**Your goal**
Extract each line bearing the word "with".

**Given records**
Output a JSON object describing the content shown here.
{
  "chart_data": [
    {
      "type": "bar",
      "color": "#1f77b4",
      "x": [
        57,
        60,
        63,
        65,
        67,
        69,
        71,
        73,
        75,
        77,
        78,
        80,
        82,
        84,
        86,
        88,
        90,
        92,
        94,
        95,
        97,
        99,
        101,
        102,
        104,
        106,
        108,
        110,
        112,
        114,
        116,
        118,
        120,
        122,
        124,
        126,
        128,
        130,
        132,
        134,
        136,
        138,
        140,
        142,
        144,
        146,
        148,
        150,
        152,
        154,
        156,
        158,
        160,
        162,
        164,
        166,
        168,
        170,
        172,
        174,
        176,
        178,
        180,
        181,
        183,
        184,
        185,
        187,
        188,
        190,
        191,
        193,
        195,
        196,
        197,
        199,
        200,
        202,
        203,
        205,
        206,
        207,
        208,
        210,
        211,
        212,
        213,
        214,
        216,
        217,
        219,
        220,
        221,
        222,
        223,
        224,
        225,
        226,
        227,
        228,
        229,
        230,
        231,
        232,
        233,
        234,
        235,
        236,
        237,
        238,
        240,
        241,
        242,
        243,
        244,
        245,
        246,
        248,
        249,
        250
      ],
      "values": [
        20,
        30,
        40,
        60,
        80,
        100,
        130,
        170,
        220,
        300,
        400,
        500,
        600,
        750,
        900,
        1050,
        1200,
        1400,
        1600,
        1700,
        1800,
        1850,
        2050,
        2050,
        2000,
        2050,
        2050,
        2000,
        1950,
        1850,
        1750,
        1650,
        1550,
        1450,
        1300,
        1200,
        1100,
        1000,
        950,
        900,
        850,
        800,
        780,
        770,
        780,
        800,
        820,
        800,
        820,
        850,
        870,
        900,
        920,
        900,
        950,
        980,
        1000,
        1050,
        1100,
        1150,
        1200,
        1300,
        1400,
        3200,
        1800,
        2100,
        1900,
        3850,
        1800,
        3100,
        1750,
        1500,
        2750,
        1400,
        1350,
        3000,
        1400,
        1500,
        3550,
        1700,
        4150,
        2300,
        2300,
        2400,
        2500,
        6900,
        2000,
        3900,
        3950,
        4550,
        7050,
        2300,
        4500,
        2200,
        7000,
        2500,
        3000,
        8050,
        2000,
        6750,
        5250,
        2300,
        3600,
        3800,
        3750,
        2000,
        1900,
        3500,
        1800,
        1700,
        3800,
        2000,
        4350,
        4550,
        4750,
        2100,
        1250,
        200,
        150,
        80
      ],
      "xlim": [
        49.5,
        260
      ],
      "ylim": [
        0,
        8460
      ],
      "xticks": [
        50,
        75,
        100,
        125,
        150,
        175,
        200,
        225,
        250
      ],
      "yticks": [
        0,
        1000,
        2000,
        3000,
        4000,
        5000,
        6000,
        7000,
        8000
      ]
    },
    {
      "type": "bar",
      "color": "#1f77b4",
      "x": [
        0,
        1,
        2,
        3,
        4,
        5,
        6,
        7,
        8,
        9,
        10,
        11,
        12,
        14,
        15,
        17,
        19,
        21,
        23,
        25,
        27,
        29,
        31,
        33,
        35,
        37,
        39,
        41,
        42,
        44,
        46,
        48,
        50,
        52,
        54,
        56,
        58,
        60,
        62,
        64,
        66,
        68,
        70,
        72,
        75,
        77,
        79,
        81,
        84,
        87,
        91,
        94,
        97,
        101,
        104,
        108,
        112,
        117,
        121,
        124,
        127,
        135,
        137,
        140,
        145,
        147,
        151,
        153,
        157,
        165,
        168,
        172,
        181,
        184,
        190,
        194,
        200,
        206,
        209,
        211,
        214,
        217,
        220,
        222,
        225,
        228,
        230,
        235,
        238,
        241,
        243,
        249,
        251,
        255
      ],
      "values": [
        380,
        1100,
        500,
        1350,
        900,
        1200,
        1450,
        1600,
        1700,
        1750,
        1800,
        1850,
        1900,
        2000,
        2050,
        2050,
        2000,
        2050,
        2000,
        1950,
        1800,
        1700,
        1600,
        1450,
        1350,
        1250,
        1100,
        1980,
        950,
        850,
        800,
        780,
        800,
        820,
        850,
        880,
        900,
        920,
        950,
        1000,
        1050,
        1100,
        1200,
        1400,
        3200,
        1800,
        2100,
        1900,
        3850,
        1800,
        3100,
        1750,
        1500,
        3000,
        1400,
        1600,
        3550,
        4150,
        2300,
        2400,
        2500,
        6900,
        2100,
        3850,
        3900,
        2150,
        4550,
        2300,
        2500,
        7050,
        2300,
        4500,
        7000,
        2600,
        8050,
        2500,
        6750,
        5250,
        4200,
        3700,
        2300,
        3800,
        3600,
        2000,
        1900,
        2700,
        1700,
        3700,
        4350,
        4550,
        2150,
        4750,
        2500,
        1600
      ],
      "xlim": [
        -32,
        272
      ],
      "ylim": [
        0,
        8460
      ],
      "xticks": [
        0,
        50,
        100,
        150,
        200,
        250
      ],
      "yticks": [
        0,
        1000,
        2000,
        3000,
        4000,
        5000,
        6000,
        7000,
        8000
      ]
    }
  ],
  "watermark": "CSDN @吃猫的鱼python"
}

--

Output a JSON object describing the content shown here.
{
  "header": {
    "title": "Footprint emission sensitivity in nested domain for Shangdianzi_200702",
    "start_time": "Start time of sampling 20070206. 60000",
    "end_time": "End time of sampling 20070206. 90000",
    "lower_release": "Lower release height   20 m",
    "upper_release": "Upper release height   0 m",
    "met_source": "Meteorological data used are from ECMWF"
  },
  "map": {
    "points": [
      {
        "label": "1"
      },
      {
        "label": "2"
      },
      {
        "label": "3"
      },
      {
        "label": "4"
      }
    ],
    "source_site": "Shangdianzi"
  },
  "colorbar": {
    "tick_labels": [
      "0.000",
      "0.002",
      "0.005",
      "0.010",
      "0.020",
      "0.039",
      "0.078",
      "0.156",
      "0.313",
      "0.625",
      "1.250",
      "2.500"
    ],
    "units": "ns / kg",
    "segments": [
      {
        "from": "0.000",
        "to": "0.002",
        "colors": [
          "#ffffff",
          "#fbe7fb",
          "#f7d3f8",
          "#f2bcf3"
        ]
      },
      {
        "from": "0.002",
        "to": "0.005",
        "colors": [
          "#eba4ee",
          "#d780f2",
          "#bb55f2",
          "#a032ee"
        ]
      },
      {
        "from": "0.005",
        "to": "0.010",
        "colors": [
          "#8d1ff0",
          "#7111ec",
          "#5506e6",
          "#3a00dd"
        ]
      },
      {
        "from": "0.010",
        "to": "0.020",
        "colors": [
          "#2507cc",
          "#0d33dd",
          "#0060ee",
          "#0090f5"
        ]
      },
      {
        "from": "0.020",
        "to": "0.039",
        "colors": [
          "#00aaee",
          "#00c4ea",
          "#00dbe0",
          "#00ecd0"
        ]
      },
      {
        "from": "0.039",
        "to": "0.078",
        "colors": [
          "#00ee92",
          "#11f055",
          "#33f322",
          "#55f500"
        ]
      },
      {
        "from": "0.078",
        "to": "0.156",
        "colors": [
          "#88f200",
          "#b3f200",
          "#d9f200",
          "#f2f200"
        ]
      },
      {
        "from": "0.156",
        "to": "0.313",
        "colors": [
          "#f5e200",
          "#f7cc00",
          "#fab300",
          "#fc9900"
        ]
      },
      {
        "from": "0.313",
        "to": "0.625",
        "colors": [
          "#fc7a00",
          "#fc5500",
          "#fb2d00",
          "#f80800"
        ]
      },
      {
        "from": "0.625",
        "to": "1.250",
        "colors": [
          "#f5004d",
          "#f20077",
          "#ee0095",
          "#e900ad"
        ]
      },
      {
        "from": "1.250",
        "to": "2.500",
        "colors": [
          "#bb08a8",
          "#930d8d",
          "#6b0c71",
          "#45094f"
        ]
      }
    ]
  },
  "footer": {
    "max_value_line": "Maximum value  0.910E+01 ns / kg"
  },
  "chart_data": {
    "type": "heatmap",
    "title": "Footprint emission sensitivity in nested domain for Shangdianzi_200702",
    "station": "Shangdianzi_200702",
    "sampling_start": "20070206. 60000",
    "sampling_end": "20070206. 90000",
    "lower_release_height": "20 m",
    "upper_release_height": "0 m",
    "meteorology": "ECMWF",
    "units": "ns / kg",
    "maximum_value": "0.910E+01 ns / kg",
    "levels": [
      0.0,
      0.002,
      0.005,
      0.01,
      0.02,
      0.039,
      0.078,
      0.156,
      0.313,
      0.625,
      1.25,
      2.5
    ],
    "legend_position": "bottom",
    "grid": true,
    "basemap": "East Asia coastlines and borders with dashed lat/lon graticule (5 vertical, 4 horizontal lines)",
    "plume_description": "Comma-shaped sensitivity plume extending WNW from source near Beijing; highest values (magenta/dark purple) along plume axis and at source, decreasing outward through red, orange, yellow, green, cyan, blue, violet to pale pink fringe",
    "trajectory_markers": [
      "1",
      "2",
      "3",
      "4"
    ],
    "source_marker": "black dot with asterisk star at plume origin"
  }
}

**Answer in full**
    "basemap": "East Asia coastlines and borders with dashed lat/lon graticule (5 vertical, 4 horizontal lines)",
    "source_marker": "black dot with asterisk star at plume origin"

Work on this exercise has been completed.